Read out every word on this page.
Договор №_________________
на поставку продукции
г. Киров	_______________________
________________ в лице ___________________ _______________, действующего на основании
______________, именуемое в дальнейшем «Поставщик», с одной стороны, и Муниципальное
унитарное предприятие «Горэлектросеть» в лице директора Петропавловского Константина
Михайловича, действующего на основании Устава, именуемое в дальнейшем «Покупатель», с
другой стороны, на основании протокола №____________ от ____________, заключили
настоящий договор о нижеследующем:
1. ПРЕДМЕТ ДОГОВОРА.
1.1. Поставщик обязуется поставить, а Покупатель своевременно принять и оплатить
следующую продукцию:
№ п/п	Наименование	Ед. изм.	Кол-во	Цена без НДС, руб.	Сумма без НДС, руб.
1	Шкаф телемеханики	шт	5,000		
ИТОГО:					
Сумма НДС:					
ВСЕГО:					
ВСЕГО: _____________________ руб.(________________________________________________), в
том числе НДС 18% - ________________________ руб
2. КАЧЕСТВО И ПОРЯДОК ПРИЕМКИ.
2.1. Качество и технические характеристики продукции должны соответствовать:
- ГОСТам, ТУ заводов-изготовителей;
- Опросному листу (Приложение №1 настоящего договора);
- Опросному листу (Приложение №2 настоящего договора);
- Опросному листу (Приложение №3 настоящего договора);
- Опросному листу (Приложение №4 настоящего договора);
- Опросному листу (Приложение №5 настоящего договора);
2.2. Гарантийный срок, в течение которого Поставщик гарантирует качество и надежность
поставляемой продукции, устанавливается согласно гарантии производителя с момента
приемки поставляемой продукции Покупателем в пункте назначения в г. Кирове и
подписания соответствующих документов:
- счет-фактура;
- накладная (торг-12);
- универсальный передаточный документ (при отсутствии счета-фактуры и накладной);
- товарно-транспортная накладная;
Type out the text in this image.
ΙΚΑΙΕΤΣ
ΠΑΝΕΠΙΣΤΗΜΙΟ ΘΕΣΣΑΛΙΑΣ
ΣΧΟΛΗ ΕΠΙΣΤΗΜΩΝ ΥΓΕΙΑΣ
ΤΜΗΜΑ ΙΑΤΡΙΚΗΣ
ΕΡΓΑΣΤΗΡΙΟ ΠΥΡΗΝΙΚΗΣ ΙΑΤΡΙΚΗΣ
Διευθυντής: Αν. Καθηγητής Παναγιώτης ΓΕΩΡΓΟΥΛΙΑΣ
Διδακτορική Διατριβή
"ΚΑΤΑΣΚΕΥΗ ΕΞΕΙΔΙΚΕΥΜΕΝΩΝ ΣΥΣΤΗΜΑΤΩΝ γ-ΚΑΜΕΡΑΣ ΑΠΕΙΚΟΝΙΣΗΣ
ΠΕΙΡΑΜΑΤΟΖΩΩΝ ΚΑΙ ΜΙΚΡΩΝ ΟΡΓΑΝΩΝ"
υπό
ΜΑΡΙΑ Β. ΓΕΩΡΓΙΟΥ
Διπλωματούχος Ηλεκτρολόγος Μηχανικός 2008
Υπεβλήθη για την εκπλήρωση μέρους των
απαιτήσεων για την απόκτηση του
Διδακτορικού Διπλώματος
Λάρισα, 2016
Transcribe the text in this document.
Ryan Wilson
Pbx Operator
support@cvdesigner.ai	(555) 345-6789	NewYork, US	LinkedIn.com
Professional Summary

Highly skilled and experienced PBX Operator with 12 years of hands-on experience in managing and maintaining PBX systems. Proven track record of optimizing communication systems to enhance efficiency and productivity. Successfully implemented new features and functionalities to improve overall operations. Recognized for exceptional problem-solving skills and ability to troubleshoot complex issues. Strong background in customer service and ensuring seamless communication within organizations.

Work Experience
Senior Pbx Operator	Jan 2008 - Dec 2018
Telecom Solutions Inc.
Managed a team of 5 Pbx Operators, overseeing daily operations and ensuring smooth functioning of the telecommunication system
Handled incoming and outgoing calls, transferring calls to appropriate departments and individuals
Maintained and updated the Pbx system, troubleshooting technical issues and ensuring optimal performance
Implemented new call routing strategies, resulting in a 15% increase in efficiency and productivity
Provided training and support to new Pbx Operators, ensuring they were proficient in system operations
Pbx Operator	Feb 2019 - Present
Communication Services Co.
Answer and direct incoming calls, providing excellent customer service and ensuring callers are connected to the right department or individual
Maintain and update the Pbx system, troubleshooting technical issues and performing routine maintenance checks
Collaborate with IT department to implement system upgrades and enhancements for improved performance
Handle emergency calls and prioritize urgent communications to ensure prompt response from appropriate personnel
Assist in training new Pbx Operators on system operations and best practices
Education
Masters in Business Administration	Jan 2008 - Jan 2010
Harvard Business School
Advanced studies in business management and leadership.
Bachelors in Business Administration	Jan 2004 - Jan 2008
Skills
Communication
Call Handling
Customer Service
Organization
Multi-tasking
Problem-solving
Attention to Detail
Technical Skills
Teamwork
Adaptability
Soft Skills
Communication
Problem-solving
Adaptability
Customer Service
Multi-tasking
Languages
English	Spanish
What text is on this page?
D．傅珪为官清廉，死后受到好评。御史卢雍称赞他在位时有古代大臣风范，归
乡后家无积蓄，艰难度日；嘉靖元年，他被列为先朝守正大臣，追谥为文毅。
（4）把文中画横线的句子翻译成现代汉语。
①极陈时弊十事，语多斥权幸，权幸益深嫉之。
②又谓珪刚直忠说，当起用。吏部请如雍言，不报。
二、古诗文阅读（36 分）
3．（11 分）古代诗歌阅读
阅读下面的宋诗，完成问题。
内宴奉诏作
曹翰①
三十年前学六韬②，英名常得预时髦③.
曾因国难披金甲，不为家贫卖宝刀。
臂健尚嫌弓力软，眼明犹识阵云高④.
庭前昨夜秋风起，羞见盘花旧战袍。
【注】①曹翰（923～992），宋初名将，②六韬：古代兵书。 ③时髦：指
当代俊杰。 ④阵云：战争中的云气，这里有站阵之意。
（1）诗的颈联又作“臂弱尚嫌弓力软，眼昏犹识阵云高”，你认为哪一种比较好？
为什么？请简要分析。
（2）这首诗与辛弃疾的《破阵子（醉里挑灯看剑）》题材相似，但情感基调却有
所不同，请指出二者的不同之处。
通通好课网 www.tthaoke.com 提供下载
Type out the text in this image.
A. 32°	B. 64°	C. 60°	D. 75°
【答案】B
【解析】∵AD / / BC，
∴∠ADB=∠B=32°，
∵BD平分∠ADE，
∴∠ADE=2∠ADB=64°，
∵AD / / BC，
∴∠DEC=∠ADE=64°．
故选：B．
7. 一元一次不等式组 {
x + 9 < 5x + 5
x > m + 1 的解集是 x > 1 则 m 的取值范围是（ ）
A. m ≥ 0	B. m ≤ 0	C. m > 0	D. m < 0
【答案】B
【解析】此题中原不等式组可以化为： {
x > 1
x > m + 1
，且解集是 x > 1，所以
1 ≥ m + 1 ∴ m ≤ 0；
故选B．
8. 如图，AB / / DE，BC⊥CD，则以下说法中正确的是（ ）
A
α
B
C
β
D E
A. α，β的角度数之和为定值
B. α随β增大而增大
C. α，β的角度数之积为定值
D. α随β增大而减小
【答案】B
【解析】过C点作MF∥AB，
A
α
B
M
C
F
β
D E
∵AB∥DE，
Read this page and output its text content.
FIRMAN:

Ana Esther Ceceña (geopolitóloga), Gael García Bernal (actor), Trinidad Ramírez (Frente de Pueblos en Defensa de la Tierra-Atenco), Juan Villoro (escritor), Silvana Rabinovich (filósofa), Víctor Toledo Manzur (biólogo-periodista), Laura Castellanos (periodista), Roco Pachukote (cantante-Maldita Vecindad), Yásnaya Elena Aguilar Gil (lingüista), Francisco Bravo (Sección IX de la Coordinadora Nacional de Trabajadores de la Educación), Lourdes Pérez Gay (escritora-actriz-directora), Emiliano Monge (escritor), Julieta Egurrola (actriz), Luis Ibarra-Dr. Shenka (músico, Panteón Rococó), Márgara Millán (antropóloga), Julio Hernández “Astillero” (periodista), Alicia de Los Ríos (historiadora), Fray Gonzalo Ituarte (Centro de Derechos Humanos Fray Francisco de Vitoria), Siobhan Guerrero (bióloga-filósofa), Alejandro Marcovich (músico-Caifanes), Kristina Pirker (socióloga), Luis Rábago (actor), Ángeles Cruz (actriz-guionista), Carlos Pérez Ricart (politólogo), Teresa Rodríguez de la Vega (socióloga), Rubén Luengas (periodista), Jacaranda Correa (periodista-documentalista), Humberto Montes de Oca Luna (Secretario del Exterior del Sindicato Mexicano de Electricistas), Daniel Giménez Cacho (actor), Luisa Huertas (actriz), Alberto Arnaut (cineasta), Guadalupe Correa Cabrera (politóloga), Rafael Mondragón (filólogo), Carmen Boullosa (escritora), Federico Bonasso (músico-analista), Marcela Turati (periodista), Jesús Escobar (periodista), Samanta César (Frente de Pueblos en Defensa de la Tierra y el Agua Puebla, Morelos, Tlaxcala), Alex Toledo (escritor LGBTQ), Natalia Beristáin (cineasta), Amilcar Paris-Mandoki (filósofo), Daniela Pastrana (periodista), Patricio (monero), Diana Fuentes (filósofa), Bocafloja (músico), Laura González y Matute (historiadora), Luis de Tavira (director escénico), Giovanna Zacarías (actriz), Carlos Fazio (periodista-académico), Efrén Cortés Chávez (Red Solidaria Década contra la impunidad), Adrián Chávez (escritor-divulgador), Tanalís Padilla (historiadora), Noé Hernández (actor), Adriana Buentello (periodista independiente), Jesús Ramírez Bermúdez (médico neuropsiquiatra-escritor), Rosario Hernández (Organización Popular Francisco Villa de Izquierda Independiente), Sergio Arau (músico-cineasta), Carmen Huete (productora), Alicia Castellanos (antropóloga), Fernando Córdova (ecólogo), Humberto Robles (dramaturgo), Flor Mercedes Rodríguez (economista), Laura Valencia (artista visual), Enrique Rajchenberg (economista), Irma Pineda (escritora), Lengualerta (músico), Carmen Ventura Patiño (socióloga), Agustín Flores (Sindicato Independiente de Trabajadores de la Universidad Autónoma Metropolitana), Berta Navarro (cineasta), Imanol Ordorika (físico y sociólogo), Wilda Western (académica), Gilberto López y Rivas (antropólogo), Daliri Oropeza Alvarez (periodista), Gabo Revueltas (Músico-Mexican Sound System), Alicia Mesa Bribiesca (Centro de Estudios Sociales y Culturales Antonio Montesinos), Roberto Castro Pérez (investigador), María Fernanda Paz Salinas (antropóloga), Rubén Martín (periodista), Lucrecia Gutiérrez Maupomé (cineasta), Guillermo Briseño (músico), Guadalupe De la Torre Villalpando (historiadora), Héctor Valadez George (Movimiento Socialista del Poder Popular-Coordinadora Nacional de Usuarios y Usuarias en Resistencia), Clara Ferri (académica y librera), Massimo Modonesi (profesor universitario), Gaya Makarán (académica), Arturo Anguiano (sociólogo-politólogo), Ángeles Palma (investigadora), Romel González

☆ ☆ ☆

*INSTRUCTIONS TO FOLLOW:* Copy every single line of the material above that holds "training".

*SOLUTION FOR THIS EXERCISE:*
Provided training and support to new Pbx Operators, ensuring they were proficient in system operations
Assist in training new Pbx Operators on system operations and best practices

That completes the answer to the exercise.